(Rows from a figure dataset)
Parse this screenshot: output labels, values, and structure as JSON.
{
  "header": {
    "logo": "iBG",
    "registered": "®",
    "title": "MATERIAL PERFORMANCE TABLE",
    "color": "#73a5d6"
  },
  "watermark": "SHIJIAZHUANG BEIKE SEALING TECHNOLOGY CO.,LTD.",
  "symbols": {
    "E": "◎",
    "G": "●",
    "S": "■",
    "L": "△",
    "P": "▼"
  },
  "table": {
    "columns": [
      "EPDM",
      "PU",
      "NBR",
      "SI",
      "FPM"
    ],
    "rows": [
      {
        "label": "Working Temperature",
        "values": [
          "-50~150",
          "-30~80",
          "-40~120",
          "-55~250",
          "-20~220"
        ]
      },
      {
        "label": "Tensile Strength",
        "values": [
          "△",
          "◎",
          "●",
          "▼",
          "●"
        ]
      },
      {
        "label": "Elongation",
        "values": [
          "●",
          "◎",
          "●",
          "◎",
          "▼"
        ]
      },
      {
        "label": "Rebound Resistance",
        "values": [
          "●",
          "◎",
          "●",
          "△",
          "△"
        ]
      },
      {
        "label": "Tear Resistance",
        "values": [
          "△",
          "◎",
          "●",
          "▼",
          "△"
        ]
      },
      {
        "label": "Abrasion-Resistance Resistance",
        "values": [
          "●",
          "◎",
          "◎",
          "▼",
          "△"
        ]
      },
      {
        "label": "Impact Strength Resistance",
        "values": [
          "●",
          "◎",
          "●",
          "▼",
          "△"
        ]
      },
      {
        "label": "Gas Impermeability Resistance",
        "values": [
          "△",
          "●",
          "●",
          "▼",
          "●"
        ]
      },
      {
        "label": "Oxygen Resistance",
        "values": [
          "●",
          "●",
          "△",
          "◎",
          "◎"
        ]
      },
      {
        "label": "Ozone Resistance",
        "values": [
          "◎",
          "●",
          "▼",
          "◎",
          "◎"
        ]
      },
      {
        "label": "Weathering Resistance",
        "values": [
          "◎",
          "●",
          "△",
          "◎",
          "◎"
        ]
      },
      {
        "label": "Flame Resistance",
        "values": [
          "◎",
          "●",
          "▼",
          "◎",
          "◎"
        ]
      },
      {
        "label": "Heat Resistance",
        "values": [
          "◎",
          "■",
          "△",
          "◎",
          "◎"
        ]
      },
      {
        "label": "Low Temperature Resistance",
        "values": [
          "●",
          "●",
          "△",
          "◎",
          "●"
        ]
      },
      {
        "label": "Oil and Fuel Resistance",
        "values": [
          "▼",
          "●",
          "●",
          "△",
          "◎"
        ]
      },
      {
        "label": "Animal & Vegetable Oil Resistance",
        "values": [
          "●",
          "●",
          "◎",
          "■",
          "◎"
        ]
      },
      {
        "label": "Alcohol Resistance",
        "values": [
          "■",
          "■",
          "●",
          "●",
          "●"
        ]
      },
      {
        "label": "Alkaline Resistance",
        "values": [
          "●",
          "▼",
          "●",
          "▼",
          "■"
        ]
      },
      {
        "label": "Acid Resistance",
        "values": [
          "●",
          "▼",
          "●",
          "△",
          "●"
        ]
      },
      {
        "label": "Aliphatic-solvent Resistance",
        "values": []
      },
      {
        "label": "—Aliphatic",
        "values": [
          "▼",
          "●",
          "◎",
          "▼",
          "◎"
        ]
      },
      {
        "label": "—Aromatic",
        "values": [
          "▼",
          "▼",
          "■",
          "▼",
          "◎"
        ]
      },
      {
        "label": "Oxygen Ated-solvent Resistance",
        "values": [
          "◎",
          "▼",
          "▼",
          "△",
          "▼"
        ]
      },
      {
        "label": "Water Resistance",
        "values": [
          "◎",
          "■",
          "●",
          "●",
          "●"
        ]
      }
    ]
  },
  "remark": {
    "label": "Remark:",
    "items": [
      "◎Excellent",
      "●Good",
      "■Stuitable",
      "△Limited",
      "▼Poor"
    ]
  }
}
--
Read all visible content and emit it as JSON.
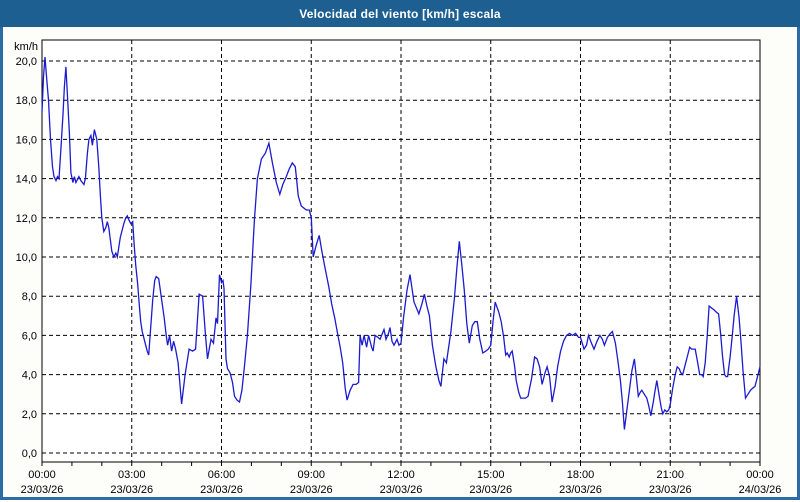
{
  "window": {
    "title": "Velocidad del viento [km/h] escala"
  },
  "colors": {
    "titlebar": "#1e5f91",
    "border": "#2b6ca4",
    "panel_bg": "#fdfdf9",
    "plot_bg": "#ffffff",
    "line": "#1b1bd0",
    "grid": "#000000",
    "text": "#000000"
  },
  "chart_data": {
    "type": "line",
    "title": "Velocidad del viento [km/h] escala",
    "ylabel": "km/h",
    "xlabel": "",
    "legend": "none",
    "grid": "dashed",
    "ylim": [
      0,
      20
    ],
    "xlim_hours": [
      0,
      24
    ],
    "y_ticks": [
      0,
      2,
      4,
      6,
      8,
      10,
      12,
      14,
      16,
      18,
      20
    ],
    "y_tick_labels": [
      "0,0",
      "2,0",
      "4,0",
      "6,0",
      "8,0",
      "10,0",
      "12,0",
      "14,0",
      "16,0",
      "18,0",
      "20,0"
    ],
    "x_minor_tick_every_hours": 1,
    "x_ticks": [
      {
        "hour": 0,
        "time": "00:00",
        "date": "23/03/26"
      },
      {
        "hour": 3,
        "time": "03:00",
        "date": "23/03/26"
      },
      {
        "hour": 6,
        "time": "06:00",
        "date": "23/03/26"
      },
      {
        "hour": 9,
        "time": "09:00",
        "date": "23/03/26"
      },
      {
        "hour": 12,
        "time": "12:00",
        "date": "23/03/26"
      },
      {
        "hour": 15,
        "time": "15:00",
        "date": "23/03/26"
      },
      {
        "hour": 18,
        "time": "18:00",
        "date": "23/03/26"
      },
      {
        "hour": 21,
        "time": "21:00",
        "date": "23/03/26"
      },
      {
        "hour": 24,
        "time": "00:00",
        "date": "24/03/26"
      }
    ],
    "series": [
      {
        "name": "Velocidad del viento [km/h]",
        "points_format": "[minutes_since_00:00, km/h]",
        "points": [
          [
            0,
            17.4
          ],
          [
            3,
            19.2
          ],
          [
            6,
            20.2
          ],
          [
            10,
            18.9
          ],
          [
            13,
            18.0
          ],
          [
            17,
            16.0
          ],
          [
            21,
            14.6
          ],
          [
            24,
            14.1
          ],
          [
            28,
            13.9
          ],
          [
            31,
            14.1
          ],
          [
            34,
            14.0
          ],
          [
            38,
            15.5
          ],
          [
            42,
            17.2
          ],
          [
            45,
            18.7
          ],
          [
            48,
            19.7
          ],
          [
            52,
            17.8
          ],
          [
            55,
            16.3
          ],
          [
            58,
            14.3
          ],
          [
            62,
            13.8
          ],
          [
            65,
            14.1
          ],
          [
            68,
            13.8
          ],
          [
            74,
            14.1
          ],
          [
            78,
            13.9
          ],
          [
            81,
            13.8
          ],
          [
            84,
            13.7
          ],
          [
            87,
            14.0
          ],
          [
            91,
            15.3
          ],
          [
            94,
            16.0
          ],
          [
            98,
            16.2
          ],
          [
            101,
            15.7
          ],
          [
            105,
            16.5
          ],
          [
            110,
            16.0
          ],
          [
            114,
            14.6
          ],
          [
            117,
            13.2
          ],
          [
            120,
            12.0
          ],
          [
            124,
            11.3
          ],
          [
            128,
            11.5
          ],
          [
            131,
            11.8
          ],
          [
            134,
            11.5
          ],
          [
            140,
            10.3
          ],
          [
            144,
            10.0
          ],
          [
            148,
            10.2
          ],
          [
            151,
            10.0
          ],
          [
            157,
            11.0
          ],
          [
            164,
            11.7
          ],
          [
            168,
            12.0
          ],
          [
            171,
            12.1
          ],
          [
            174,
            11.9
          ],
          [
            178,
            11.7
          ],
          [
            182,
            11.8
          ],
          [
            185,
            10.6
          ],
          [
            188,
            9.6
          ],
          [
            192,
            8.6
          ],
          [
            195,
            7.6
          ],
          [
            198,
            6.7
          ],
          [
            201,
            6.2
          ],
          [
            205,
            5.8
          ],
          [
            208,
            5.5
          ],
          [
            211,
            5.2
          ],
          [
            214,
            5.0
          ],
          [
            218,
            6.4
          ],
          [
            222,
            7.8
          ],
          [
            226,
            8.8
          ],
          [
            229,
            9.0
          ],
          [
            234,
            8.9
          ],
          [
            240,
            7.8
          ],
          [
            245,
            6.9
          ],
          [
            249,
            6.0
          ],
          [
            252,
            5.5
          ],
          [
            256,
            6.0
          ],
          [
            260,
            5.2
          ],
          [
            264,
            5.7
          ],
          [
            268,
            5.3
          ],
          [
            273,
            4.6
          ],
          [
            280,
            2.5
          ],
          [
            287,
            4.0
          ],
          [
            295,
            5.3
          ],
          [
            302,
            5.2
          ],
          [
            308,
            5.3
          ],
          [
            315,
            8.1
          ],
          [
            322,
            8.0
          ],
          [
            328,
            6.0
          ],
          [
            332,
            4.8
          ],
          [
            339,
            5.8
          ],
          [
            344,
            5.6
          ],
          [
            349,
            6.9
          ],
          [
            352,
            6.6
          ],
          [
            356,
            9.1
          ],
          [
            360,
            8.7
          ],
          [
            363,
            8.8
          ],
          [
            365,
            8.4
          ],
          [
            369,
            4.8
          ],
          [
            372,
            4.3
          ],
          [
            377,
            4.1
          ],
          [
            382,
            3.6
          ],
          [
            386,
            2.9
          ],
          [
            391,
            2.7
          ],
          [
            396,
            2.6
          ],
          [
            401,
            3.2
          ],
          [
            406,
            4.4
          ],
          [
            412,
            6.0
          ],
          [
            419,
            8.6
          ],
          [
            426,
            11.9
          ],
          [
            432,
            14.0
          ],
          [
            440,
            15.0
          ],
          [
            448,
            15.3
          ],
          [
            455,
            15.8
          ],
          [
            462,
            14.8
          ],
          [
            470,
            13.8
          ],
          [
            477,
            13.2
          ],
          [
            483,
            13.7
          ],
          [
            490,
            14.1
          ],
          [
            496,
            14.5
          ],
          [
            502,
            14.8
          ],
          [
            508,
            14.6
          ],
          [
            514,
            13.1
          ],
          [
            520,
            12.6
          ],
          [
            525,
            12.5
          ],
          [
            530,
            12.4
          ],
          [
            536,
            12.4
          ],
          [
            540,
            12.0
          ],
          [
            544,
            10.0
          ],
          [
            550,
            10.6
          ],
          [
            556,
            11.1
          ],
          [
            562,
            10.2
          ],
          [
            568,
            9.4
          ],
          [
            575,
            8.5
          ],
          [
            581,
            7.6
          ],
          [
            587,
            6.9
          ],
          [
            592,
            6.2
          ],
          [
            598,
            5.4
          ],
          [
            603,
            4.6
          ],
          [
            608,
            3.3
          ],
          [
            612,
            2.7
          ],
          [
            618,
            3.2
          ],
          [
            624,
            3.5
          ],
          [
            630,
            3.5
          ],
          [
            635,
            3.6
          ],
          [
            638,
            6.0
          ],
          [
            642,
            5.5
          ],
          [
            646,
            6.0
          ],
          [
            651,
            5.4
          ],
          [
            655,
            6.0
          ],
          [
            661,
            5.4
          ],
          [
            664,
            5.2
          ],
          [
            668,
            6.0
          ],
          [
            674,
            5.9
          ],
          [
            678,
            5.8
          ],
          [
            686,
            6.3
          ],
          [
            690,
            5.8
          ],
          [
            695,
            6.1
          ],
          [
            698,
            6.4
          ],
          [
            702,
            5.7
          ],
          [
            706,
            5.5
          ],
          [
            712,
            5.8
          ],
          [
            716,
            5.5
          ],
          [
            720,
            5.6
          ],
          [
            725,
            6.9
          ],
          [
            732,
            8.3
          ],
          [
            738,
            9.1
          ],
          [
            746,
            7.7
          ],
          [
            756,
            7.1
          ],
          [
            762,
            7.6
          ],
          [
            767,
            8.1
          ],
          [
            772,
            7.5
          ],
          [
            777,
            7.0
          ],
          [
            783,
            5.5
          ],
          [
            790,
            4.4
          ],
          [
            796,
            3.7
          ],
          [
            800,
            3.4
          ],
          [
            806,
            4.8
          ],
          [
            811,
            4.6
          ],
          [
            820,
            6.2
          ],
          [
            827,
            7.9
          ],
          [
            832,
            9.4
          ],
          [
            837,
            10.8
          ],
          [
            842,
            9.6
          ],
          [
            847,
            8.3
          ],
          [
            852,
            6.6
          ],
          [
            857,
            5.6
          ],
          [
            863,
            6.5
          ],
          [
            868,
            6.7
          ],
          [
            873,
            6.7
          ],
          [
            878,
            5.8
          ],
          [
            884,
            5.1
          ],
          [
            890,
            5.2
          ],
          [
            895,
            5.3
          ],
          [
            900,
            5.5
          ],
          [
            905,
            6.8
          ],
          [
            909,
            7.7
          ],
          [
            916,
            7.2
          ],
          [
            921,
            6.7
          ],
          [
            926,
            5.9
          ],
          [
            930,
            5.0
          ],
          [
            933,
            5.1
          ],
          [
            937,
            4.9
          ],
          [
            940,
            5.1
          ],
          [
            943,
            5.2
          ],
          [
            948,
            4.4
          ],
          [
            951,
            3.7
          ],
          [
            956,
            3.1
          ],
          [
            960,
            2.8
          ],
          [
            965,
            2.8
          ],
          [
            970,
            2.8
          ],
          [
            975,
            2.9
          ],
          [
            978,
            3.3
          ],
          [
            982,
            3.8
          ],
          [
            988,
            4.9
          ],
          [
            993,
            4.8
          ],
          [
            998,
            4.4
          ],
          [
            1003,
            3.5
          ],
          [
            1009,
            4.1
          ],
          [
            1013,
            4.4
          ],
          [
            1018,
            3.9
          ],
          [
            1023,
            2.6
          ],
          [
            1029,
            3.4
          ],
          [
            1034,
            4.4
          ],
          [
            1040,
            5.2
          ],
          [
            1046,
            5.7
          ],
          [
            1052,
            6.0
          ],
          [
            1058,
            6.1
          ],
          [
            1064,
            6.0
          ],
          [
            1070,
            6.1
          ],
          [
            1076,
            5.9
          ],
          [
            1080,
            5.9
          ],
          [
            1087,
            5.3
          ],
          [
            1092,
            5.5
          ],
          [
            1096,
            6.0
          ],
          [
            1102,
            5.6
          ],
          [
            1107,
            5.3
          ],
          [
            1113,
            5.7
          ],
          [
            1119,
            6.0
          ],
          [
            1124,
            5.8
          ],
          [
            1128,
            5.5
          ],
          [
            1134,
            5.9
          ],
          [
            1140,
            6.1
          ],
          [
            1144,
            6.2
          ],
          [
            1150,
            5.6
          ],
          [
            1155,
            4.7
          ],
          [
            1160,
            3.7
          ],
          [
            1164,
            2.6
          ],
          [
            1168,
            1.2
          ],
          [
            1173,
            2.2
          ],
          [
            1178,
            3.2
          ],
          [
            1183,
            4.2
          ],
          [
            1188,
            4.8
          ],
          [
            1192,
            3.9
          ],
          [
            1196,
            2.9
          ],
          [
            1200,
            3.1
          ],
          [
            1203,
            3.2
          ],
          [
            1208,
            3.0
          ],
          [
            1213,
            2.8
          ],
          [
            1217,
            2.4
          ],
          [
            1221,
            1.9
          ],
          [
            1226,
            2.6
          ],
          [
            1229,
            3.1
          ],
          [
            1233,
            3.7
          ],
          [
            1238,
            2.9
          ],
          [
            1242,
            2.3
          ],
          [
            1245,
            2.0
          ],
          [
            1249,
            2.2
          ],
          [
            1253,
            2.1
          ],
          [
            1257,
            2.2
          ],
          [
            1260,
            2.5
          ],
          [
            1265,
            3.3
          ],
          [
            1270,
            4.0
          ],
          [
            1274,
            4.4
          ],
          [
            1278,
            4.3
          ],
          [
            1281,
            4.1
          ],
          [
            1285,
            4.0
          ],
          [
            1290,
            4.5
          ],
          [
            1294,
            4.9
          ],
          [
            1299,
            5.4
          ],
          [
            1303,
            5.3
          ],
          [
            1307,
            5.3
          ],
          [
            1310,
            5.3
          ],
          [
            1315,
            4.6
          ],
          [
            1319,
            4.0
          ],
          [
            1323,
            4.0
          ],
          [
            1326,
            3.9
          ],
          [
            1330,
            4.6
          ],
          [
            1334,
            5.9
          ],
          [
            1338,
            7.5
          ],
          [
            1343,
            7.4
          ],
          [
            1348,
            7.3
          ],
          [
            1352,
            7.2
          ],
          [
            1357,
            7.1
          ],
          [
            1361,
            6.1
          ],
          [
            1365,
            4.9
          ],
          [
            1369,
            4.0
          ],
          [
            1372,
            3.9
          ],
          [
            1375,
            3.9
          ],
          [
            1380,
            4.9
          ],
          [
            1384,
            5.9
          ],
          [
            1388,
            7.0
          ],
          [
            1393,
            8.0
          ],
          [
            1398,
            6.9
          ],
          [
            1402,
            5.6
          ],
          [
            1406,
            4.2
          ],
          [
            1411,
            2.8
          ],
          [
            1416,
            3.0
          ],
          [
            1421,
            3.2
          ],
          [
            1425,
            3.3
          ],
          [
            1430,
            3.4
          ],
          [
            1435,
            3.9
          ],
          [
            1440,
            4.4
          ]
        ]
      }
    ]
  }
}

**Task objective:** Go through the entries and return each line where the word "escala" appears.

**Exercise result:**
    "title": "Velocidad del viento [km/h] escala"
    "title": "Velocidad del viento [km/h] escala",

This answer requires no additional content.